* _Record set_
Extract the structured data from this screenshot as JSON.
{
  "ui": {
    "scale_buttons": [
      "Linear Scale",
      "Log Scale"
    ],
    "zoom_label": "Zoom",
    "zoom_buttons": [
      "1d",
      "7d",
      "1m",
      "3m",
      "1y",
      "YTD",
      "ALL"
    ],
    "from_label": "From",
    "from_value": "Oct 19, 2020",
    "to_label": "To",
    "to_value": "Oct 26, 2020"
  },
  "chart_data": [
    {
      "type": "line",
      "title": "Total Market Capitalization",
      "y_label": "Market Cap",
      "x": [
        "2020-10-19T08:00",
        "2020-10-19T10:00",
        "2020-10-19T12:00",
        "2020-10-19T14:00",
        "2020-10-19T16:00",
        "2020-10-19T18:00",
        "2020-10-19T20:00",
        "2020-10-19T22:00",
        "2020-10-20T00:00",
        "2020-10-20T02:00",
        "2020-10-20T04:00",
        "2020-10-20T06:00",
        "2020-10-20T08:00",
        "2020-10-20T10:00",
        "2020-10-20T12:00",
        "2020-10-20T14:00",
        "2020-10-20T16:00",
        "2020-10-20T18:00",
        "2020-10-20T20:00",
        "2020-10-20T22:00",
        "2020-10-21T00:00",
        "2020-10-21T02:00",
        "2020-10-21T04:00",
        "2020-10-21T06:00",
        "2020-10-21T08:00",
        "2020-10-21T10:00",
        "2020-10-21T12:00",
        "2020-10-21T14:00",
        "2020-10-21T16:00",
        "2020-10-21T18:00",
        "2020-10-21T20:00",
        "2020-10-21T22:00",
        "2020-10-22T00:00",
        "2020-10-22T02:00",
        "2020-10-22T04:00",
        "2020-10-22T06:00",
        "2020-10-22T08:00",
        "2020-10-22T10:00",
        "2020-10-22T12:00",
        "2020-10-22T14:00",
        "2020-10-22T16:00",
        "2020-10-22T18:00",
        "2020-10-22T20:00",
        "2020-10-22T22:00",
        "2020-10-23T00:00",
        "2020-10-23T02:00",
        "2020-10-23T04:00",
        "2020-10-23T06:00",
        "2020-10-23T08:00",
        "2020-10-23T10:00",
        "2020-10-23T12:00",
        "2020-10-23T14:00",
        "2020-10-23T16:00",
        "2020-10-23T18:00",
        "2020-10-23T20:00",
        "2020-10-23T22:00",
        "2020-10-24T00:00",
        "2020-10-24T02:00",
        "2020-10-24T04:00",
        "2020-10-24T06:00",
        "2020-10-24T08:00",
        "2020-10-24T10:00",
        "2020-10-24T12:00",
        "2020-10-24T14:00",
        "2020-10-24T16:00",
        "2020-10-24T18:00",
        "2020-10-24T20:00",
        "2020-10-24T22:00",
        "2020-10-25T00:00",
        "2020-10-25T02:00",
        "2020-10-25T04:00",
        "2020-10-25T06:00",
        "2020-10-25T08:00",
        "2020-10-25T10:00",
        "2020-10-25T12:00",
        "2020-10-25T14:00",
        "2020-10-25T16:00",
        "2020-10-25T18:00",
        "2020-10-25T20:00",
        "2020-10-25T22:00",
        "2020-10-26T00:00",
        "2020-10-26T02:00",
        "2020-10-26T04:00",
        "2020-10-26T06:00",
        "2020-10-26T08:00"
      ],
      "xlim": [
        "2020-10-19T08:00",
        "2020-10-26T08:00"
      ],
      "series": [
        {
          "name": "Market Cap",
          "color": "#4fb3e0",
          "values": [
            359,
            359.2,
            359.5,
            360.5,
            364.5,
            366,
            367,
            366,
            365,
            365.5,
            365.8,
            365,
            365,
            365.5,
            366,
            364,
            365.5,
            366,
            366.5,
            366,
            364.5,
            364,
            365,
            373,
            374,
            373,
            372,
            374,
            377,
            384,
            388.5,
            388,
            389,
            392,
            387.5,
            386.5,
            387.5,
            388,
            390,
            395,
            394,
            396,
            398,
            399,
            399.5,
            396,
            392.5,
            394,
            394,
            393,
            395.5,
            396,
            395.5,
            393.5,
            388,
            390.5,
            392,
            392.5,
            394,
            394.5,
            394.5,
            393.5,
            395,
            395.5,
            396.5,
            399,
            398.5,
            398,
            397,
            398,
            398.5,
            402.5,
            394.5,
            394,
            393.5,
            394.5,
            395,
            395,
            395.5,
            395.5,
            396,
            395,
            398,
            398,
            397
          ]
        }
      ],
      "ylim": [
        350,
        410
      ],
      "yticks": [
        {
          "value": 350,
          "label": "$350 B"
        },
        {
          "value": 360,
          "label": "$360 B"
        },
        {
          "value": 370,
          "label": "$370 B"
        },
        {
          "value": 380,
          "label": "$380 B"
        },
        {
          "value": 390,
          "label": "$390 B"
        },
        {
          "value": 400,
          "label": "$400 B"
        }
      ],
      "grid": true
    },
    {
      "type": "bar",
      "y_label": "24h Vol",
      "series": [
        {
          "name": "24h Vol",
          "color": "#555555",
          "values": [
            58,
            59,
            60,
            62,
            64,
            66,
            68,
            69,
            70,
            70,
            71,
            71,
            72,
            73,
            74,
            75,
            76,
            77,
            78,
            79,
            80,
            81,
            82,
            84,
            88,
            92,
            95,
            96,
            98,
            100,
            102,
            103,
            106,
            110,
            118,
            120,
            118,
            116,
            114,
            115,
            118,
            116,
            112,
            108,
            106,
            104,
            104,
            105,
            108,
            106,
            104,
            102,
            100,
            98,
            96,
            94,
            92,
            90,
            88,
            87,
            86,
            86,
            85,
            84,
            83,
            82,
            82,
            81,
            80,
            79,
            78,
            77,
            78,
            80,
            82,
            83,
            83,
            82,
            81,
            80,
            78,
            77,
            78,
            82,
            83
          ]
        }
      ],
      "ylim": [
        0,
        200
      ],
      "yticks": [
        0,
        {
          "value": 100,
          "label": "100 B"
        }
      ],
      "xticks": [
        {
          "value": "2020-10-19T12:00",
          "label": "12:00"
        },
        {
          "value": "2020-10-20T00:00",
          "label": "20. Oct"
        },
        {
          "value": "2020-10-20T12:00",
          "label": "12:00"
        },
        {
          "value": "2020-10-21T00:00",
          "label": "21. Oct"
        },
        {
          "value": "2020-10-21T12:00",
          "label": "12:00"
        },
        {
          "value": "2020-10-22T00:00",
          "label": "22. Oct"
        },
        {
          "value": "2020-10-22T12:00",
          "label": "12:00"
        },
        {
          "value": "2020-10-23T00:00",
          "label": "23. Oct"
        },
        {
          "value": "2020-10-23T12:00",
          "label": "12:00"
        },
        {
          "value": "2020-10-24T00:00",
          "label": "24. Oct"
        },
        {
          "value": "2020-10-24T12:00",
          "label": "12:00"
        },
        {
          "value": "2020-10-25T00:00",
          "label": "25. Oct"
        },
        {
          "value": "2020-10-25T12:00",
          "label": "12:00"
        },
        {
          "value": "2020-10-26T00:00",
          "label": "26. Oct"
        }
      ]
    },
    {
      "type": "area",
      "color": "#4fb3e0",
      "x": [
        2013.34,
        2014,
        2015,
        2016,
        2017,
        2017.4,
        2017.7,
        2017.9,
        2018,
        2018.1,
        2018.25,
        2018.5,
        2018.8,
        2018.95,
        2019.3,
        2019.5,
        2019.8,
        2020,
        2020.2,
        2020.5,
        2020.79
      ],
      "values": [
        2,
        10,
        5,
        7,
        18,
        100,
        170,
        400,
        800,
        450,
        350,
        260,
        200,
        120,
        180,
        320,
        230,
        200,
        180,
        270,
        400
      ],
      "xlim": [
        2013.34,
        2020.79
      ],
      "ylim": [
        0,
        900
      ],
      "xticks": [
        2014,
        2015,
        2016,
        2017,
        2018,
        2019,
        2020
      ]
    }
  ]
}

* _What needs to be done_
Go through the records and print each one exactly.

* _Written response_
Extract the structured data from this screenshot as JSON.
{
  "ui": {
    "scale_buttons": [
      "Linear Scale",
      "Log Scale"
    ],
    "zoom_label": "Zoom",
    "zoom_buttons": [
      "1d",
      "7d",
      "1m",
      "3m",
      "1y",
      "YTD",
      "ALL"
    ],
    "from_label": "From",
    "from_value": "Oct 19, 2020",
    "to_label": "To",
    "to_value": "Oct 26, 2020"
  },
  "chart_data": [
    {
      "type": "line",
      "title": "Total Market Capitalization",
      "y_label": "Market Cap",
      "x": [
        "2020-10-19T08:00",
        "2020-10-19T10:00",
        "2020-10-19T12:00",
        "2020-10-19T14:00",
        "2020-10-19T16:00",
        "2020-10-19T18:00",
        "2020-10-19T20:00",
        "2020-10-19T22:00",
        "2020-10-20T00:00",
        "2020-10-20T02:00",
        "2020-10-20T04:00",
        "2020-10-20T06:00",
        "2020-10-20T08:00",
        "2020-10-20T10:00",
        "2020-10-20T12:00",
        "2020-10-20T14:00",
        "2020-10-20T16:00",
        "2020-10-20T18:00",
        "2020-10-20T20:00",
        "2020-10-20T22:00",
        "2020-10-21T00:00",
        "2020-10-21T02:00",
        "2020-10-21T04:00",
        "2020-10-21T06:00",
        "2020-10-21T08:00",
        "2020-10-21T10:00",
        "2020-10-21T12:00",
        "2020-10-21T14:00",
        "2020-10-21T16:00",
        "2020-10-21T18:00",
        "2020-10-21T20:00",
        "2020-10-21T22:00",
        "2020-10-22T00:00",
        "2020-10-22T02:00",
        "2020-10-22T04:00",
        "2020-10-22T06:00",
        "2020-10-22T08:00",
        "2020-10-22T10:00",
        "2020-10-22T12:00",
        "2020-10-22T14:00",
        "2020-10-22T16:00",
        "2020-10-22T18:00",
        "2020-10-22T20:00",
        "2020-10-22T22:00",
        "2020-10-23T00:00",
        "2020-10-23T02:00",
        "2020-10-23T04:00",
        "2020-10-23T06:00",
        "2020-10-23T08:00",
        "2020-10-23T10:00",
        "2020-10-23T12:00",
        "2020-10-23T14:00",
        "2020-10-23T16:00",
        "2020-10-23T18:00",
        "2020-10-23T20:00",
        "2020-10-23T22:00",
        "2020-10-24T00:00",
        "2020-10-24T02:00",
        "2020-10-24T04:00",
        "2020-10-24T06:00",
        "2020-10-24T08:00",
        "2020-10-24T10:00",
        "2020-10-24T12:00",
        "2020-10-24T14:00",
        "2020-10-24T16:00",
        "2020-10-24T18:00",
        "2020-10-24T20:00",
        "2020-10-24T22:00",
        "2020-10-25T00:00",
        "2020-10-25T02:00",
        "2020-10-25T04:00",
        "2020-10-25T06:00",
        "2020-10-25T08:00",
        "2020-10-25T10:00",
        "2020-10-25T12:00",
        "2020-10-25T14:00",
        "2020-10-25T16:00",
        "2020-10-25T18:00",
        "2020-10-25T20:00",
        "2020-10-25T22:00",
        "2020-10-26T00:00",
        "2020-10-26T02:00",
        "2020-10-26T04:00",
        "2020-10-26T06:00",
        "2020-10-26T08:00"
      ],
      "xlim": [
        "2020-10-19T08:00",
        "2020-10-26T08:00"
      ],
      "series": [
        {
          "name": "Market Cap",
          "color": "#4fb3e0",
          "values": [
            359,
            359.2,
            359.5,
            360.5,
            364.5,
            366,
            367,
            366,
            365,
            365.5,
            365.8,
            365,
            365,
            365.5,
            366,
            364,
            365.5,
            366,
            366.5,
            366,
            364.5,
            364,
            365,
            373,
            374,
            373,
            372,
            374,
            377,
            384,
            388.5,
            388,
            389,
            392,
            387.5,
            386.5,
            387.5,
            388,
            390,
            395,
            394,
            396,
            398,
            399,
            399.5,
            396,
            392.5,
            394,
            394,
            393,
            395.5,
            396,
            395.5,
            393.5,
            388,
            390.5,
            392,
            392.5,
            394,
            394.5,
            394.5,
            393.5,
            395,
            395.5,
            396.5,
            399,
            398.5,
            398,
            397,
            398,
            398.5,
            402.5,
            394.5,
            394,
            393.5,
            394.5,
            395,
            395,
            395.5,
            395.5,
            396,
            395,
            398,
            398,
            397
          ]
        }
      ],
      "ylim": [
        350,
        410
      ],
      "yticks": [
        {
          "value": 350,
          "label": "$350 B"
        },
        {
          "value": 360,
          "label": "$360 B"
        },
        {
          "value": 370,
          "label": "$370 B"
        },
        {
          "value": 380,
          "label": "$380 B"
        },
        {
          "value": 390,
          "label": "$390 B"
        },
        {
          "value": 400,
          "label": "$400 B"
        }
      ],
      "grid": true
    },
    {
      "type": "bar",
      "y_label": "24h Vol",
      "series": [
        {
          "name": "24h Vol",
          "color": "#555555",
          "values": [
            58,
            59,
            60,
            62,
            64,
            66,
            68,
            69,
            70,
            70,
            71,
            71,
            72,
            73,
            74,
            75,
            76,
            77,
            78,
            79,
            80,
            81,
            82,
            84,
            88,
            92,
            95,
            96,
            98,
            100,
            102,
            103,
            106,
            110,
            118,
            120,
            118,
            116,
            114,
            115,
            118,
            116,
            112,
            108,
            106,
            104,
            104,
            105,
            108,
            106,
            104,
            102,
            100,
            98,
            96,
            94,
            92,
            90,
            88,
            87,
            86,
            86,
            85,
            84,
            83,
            82,
            82,
            81,
            80,
            79,
            78,
            77,
            78,
            80,
            82,
            83,
            83,
            82,
            81,
            80,
            78,
            77,
            78,
            82,
            83
          ]
        }
      ],
      "ylim": [
        0,
        200
      ],
      "yticks": [
        0,
        {
          "value": 100,
          "label": "100 B"
        }
      ],
      "xticks": [
        {
          "value": "2020-10-19T12:00",
          "label": "12:00"
        },
        {
          "value": "2020-10-20T00:00",
          "label": "20. Oct"
        },
        {
          "value": "2020-10-20T12:00",
          "label": "12:00"
        },
        {
          "value": "2020-10-21T00:00",
          "label": "21. Oct"
        },
        {
          "value": "2020-10-21T12:00",
          "label": "12:00"
        },
        {
          "value": "2020-10-22T00:00",
          "label": "22. Oct"
        },
        {
          "value": "2020-10-22T12:00",
          "label": "12:00"
        },
        {
          "value": "2020-10-23T00:00",
          "label": "23. Oct"
        },
        {
          "value": "2020-10-23T12:00",
          "label": "12:00"
        },
        {
          "value": "2020-10-24T00:00",
          "label": "24. Oct"
        },
        {
          "value": "2020-10-24T12:00",
          "label": "12:00"
        },
        {
          "value": "2020-10-25T00:00",
          "label": "25. Oct"
        },
        {
          "value": "2020-10-25T12:00",
          "label": "12:00"
        },
        {
          "value": "2020-10-26T00:00",
          "label": "26. Oct"
        }
      ]
    },
    {
      "type": "area",
      "color": "#4fb3e0",
      "x": [
        2013.34,
        2014,
        2015,
        2016,
        2017,
        2017.4,
        2017.7,
        2017.9,
        2018,
        2018.1,
        2018.25,
        2018.5,
        2018.8,
        2018.95,
        2019.3,
        2019.5,
        2019.8,
        2020,
        2020.2,
        2020.5,
        2020.79
      ],
      "values": [
        2,
        10,
        5,
        7,
        18,
        100,
        170,
        400,
        800,
        450,
        350,
        260,
        200,
        120,
        180,
        320,
        230,
        200,
        180,
        270,
        400
      ],
      "xlim": [
        2013.34,
        2020.79
      ],
      "ylim": [
        0,
        900
      ],
      "xticks": [
        2014,
        2015,
        2016,
        2017,
        2018,
        2019,
        2020
      ]
    }
  ]
}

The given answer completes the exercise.